Set out each line from the following listing that includes the word "this".
# START OF Data to use
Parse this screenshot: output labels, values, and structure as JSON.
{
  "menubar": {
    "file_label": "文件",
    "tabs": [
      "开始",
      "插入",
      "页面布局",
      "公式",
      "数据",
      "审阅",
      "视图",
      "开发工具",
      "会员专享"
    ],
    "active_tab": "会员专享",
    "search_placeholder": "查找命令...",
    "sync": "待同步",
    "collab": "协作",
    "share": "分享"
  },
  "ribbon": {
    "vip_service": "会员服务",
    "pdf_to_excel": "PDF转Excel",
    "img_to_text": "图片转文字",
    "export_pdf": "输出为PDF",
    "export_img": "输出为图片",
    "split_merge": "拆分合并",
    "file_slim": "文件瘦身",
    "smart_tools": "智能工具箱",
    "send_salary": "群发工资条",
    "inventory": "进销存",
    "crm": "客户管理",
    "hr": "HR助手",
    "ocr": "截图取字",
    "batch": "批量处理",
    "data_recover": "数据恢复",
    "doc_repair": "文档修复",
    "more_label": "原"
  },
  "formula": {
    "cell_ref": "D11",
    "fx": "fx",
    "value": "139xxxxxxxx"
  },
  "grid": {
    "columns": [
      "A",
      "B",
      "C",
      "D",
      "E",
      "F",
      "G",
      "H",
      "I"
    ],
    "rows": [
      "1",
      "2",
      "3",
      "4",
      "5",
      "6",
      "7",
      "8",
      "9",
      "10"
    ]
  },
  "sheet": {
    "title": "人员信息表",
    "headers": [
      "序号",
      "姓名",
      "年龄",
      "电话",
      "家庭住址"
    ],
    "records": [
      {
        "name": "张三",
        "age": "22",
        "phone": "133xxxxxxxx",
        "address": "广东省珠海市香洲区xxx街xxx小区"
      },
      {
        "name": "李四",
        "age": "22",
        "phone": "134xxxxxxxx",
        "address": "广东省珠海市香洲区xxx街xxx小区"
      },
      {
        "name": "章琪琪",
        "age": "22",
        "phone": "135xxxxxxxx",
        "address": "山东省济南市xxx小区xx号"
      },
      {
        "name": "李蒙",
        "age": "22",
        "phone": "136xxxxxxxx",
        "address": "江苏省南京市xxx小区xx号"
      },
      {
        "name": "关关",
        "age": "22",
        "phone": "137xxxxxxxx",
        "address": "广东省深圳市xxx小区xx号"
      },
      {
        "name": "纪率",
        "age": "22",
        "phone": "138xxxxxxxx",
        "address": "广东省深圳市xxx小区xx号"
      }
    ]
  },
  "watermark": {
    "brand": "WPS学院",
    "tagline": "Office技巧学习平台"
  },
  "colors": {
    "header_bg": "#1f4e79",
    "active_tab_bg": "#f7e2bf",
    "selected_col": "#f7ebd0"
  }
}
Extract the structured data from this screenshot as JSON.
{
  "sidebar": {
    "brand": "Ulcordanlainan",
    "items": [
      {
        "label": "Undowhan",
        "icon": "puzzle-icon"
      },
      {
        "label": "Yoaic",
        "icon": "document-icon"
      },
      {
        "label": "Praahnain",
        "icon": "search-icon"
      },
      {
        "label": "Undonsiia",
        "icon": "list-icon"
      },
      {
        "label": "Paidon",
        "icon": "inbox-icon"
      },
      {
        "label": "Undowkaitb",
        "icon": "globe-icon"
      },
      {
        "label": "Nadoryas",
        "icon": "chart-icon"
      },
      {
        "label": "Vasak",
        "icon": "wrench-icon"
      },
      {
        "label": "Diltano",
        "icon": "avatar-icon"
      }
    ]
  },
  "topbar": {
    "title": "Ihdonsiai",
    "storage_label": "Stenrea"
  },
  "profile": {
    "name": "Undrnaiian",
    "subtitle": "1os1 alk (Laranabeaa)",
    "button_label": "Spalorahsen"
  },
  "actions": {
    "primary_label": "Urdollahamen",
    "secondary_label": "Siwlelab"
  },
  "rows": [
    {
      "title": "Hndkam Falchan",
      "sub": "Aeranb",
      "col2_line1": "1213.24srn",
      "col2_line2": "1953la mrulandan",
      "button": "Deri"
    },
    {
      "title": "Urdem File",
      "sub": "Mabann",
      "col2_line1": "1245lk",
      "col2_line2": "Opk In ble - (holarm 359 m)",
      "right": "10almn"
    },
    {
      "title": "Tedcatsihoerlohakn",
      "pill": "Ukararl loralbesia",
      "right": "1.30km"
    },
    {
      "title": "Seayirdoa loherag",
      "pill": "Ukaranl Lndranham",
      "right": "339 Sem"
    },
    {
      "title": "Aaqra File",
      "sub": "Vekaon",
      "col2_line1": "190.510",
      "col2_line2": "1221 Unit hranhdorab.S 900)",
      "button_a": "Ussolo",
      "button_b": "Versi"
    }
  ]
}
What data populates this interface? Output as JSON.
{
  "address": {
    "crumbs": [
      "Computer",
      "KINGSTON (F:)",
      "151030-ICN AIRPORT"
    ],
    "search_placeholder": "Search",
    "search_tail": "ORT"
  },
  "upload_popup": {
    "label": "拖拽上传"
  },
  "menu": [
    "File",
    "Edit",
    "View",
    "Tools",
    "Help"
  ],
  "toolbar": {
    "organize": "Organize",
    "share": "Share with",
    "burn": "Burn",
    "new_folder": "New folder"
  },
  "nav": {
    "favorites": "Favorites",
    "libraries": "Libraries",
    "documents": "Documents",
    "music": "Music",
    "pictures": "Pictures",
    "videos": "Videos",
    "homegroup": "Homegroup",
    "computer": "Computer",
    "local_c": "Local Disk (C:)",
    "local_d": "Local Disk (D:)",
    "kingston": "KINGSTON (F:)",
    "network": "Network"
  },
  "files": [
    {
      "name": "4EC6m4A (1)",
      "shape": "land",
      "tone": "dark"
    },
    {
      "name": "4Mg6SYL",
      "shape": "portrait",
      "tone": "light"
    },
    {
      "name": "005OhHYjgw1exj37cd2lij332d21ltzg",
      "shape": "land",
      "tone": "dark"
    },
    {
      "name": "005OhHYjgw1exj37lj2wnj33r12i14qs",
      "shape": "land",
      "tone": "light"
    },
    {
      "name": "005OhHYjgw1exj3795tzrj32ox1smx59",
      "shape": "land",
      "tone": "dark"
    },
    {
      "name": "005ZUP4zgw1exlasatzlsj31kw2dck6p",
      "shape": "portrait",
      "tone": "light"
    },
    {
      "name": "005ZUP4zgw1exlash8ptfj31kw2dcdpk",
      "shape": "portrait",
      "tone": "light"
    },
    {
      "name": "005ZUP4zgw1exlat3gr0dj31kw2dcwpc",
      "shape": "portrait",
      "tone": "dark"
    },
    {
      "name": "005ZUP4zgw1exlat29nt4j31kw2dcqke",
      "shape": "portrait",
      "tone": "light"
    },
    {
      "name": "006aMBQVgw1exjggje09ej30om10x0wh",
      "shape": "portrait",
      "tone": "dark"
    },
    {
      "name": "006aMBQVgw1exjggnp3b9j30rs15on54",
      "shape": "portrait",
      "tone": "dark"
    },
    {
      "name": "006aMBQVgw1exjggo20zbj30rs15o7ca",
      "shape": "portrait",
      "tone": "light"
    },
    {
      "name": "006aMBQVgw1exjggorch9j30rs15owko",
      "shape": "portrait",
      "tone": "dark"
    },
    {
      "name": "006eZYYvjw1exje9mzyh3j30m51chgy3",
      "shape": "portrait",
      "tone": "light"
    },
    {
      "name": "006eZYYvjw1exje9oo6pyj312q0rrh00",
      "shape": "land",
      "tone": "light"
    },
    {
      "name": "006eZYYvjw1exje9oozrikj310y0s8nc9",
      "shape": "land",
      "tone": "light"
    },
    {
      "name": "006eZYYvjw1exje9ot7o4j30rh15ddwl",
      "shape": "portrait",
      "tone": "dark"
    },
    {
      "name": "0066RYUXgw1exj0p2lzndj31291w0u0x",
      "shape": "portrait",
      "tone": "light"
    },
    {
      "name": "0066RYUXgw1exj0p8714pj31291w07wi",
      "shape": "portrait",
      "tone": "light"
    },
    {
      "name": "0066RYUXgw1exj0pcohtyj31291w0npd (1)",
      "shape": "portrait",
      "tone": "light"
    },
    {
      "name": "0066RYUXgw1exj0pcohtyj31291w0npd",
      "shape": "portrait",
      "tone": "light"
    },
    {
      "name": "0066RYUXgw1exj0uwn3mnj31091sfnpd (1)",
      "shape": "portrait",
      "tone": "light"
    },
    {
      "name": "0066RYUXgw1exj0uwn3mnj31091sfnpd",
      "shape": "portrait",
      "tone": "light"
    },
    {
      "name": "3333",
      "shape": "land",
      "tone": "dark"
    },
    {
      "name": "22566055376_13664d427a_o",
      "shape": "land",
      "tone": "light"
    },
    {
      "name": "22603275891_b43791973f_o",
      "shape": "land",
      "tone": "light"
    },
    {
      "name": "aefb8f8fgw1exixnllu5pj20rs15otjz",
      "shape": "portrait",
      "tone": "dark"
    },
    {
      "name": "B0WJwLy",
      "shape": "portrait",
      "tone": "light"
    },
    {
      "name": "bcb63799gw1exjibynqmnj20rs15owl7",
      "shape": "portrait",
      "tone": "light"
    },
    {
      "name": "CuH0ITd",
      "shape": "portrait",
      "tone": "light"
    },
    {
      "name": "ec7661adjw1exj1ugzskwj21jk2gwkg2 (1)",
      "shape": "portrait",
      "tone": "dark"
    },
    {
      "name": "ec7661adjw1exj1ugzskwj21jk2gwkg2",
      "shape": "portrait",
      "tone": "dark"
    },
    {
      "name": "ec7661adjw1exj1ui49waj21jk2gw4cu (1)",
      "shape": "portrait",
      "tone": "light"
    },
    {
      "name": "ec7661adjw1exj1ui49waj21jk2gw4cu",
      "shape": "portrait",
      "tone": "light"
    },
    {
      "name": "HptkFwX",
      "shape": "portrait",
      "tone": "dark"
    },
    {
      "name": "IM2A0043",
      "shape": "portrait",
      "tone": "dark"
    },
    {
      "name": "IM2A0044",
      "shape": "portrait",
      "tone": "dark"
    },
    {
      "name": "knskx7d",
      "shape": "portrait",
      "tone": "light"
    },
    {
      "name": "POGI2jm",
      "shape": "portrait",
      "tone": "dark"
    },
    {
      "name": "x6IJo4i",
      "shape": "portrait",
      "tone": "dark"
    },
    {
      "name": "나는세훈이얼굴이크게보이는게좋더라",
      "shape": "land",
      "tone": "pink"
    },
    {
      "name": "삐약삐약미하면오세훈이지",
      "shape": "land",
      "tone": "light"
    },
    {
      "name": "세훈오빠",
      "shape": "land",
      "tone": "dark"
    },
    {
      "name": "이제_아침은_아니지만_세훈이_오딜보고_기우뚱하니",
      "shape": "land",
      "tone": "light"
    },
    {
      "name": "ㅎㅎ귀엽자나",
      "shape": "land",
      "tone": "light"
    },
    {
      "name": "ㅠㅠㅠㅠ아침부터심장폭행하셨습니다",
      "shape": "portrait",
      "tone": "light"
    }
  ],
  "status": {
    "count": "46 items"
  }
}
# END OF Data to use
Task answer:
Parse this screenshot: output labels, values, and structure as JSON.
Extract the structured data from this screenshot as JSON.
What data populates this interface? Output as JSON.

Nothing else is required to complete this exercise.